::: Listed entries :::
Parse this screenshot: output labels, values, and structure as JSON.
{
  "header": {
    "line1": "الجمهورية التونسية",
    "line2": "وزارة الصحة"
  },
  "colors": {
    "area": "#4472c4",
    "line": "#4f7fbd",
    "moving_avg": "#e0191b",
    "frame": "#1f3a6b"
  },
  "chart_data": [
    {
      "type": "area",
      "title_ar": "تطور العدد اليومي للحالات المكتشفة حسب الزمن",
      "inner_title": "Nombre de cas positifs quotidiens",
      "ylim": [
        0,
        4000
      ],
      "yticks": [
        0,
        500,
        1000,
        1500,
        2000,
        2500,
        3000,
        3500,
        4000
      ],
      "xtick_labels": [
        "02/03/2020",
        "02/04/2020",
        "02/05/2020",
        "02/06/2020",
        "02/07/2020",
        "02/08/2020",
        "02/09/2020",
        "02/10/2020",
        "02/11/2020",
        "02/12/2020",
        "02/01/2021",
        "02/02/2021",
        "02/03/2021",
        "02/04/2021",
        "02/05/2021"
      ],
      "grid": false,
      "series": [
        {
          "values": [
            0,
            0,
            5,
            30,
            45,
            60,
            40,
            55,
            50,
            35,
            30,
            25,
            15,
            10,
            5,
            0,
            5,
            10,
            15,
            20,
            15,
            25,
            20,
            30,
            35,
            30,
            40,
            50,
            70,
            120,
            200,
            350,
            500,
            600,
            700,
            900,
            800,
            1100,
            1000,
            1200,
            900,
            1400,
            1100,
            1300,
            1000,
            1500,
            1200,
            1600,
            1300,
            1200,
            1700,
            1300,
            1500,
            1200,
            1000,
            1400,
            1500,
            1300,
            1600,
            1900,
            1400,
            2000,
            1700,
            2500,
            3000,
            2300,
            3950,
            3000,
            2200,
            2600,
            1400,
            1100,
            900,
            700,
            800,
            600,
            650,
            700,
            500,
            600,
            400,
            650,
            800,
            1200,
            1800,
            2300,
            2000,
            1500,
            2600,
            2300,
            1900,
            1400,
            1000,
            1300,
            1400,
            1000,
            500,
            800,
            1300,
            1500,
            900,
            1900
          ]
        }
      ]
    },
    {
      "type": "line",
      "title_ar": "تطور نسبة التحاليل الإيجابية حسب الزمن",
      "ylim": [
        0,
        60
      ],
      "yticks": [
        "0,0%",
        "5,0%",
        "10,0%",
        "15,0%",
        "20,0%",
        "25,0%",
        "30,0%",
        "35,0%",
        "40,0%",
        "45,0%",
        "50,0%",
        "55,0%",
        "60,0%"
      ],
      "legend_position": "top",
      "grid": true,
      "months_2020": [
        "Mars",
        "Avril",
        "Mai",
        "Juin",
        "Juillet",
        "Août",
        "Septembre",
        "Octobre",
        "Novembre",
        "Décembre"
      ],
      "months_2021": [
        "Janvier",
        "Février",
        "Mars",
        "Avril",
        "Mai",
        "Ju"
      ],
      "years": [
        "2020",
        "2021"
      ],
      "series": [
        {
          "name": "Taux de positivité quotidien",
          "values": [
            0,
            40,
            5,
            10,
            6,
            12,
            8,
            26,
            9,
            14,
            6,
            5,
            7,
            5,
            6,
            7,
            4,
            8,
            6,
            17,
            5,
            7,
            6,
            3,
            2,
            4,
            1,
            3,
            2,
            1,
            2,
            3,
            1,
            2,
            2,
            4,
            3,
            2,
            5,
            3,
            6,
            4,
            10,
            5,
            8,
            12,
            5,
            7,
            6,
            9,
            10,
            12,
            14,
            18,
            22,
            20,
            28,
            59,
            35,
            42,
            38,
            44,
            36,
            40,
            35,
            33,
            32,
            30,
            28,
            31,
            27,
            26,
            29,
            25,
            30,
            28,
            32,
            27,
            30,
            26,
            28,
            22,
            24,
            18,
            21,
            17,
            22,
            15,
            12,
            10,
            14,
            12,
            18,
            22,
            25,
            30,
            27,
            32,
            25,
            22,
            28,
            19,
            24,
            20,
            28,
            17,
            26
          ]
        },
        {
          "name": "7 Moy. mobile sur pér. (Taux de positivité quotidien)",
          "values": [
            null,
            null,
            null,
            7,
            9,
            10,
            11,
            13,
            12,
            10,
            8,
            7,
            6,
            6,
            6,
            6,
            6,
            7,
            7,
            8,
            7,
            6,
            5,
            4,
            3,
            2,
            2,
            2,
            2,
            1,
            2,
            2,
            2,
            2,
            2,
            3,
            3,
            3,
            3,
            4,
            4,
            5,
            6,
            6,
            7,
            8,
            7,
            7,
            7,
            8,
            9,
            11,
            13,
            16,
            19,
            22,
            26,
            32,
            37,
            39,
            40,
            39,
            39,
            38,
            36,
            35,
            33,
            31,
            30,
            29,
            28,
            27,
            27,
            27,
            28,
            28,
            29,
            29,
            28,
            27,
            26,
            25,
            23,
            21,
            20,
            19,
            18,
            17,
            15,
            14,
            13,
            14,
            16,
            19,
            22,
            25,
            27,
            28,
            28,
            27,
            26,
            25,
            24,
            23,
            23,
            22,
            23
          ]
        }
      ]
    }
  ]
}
:::
- _Instruction_:
Please set down all the data word for word.

- _Exercise response_:
Parse this screenshot: output labels, values, and structure as JSON.
{
  "header": {
    "line1": "الجمهورية التونسية",
    "line2": "وزارة الصحة"
  },
  "colors": {
    "area": "#4472c4",
    "line": "#4f7fbd",
    "moving_avg": "#e0191b",
    "frame": "#1f3a6b"
  },
  "chart_data": [
    {
      "type": "area",
      "title_ar": "تطور العدد اليومي للحالات المكتشفة حسب الزمن",
      "inner_title": "Nombre de cas positifs quotidiens",
      "ylim": [
        0,
        4000
      ],
      "yticks": [
        0,
        500,
        1000,
        1500,
        2000,
        2500,
        3000,
        3500,
        4000
      ],
      "xtick_labels": [
        "02/03/2020",
        "02/04/2020",
        "02/05/2020",
        "02/06/2020",
        "02/07/2020",
        "02/08/2020",
        "02/09/2020",
        "02/10/2020",
        "02/11/2020",
        "02/12/2020",
        "02/01/2021",
        "02/02/2021",
        "02/03/2021",
        "02/04/2021",
        "02/05/2021"
      ],
      "grid": false,
      "series": [
        {
          "values": [
            0,
            0,
            5,
            30,
            45,
            60,
            40,
            55,
            50,
            35,
            30,
            25,
            15,
            10,
            5,
            0,
            5,
            10,
            15,
            20,
            15,
            25,
            20,
            30,
            35,
            30,
            40,
            50,
            70,
            120,
            200,
            350,
            500,
            600,
            700,
            900,
            800,
            1100,
            1000,
            1200,
            900,
            1400,
            1100,
            1300,
            1000,
            1500,
            1200,
            1600,
            1300,
            1200,
            1700,
            1300,
            1500,
            1200,
            1000,
            1400,
            1500,
            1300,
            1600,
            1900,
            1400,
            2000,
            1700,
            2500,
            3000,
            2300,
            3950,
            3000,
            2200,
            2600,
            1400,
            1100,
            900,
            700,
            800,
            600,
            650,
            700,
            500,
            600,
            400,
            650,
            800,
            1200,
            1800,
            2300,
            2000,
            1500,
            2600,
            2300,
            1900,
            1400,
            1000,
            1300,
            1400,
            1000,
            500,
            800,
            1300,
            1500,
            900,
            1900
          ]
        }
      ]
    },
    {
      "type": "line",
      "title_ar": "تطور نسبة التحاليل الإيجابية حسب الزمن",
      "ylim": [
        0,
        60
      ],
      "yticks": [
        "0,0%",
        "5,0%",
        "10,0%",
        "15,0%",
        "20,0%",
        "25,0%",
        "30,0%",
        "35,0%",
        "40,0%",
        "45,0%",
        "50,0%",
        "55,0%",
        "60,0%"
      ],
      "legend_position": "top",
      "grid": true,
      "months_2020": [
        "Mars",
        "Avril",
        "Mai",
        "Juin",
        "Juillet",
        "Août",
        "Septembre",
        "Octobre",
        "Novembre",
        "Décembre"
      ],
      "months_2021": [
        "Janvier",
        "Février",
        "Mars",
        "Avril",
        "Mai",
        "Ju"
      ],
      "years": [
        "2020",
        "2021"
      ],
      "series": [
        {
          "name": "Taux de positivité quotidien",
          "values": [
            0,
            40,
            5,
            10,
            6,
            12,
            8,
            26,
            9,
            14,
            6,
            5,
            7,
            5,
            6,
            7,
            4,
            8,
            6,
            17,
            5,
            7,
            6,
            3,
            2,
            4,
            1,
            3,
            2,
            1,
            2,
            3,
            1,
            2,
            2,
            4,
            3,
            2,
            5,
            3,
            6,
            4,
            10,
            5,
            8,
            12,
            5,
            7,
            6,
            9,
            10,
            12,
            14,
            18,
            22,
            20,
            28,
            59,
            35,
            42,
            38,
            44,
            36,
            40,
            35,
            33,
            32,
            30,
            28,
            31,
            27,
            26,
            29,
            25,
            30,
            28,
            32,
            27,
            30,
            26,
            28,
            22,
            24,
            18,
            21,
            17,
            22,
            15,
            12,
            10,
            14,
            12,
            18,
            22,
            25,
            30,
            27,
            32,
            25,
            22,
            28,
            19,
            24,
            20,
            28,
            17,
            26
          ]
        },
        {
          "name": "7 Moy. mobile sur pér. (Taux de positivité quotidien)",
          "values": [
            null,
            null,
            null,
            7,
            9,
            10,
            11,
            13,
            12,
            10,
            8,
            7,
            6,
            6,
            6,
            6,
            6,
            7,
            7,
            8,
            7,
            6,
            5,
            4,
            3,
            2,
            2,
            2,
            2,
            1,
            2,
            2,
            2,
            2,
            2,
            3,
            3,
            3,
            3,
            4,
            4,
            5,
            6,
            6,
            7,
            8,
            7,
            7,
            7,
            8,
            9,
            11,
            13,
            16,
            19,
            22,
            26,
            32,
            37,
            39,
            40,
            39,
            39,
            38,
            36,
            35,
            33,
            31,
            30,
            29,
            28,
            27,
            27,
            27,
            28,
            28,
            29,
            29,
            28,
            27,
            26,
            25,
            23,
            21,
            20,
            19,
            18,
            17,
            15,
            14,
            13,
            14,
            16,
            19,
            22,
            25,
            27,
            28,
            28,
            27,
            26,
            25,
            24,
            23,
            23,
            22,
            23
          ]
        }
      ]
    }
  ]
}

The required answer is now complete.